[THE EXERCISE] Count lines holding the word "call". Only the number is wanted.

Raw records

=-=-=

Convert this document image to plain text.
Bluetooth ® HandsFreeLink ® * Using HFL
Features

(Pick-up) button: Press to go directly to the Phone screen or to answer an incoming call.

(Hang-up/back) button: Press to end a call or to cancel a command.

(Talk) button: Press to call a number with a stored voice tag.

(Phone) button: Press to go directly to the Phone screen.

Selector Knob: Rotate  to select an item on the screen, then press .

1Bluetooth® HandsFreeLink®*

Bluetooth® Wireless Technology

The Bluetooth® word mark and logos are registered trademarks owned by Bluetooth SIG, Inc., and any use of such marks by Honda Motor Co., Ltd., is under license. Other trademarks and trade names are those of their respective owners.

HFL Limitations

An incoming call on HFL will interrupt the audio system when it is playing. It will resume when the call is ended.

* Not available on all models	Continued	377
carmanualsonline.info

=-=-=

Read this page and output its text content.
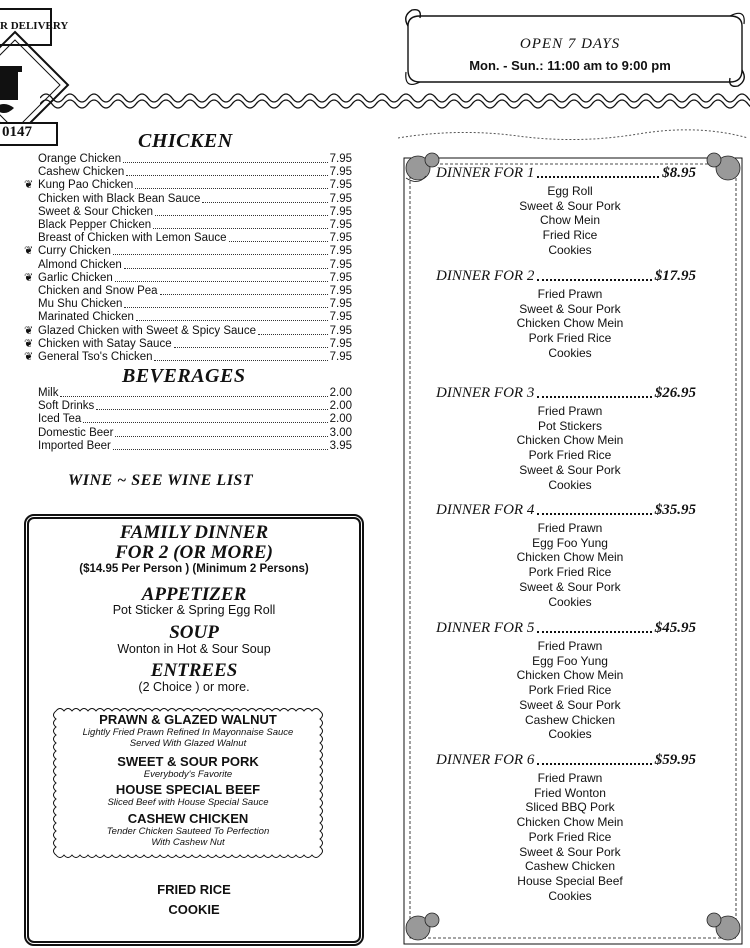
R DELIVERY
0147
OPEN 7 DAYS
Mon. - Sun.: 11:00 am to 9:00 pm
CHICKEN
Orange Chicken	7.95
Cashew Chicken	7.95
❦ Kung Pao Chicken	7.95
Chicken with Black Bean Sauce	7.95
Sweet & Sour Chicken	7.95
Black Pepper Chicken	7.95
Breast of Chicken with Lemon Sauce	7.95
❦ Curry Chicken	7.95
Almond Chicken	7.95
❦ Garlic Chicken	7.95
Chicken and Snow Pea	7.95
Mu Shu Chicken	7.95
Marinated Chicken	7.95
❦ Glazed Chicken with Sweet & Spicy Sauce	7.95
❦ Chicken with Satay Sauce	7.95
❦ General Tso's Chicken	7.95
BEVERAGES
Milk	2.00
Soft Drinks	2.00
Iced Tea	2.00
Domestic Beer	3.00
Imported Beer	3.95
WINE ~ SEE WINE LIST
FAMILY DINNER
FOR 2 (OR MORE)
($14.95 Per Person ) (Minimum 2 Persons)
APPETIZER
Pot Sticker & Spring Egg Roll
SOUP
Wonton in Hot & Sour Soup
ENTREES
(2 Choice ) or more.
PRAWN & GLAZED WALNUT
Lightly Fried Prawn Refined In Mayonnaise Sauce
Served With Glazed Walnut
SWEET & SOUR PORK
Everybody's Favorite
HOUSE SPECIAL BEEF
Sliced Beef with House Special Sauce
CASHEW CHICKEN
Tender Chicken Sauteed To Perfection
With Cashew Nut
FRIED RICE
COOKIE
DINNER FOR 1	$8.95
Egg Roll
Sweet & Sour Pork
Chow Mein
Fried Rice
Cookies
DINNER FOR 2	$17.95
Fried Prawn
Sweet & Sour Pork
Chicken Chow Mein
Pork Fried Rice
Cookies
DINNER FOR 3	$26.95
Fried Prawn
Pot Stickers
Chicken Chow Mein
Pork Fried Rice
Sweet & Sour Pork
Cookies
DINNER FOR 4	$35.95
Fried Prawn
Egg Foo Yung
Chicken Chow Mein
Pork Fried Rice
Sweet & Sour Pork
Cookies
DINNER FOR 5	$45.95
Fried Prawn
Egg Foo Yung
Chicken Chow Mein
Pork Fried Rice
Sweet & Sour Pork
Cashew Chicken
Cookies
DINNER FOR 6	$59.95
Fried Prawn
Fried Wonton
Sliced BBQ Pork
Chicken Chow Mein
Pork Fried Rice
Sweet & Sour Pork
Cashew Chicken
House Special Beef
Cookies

=-=-=

[FINISHED TASK] 4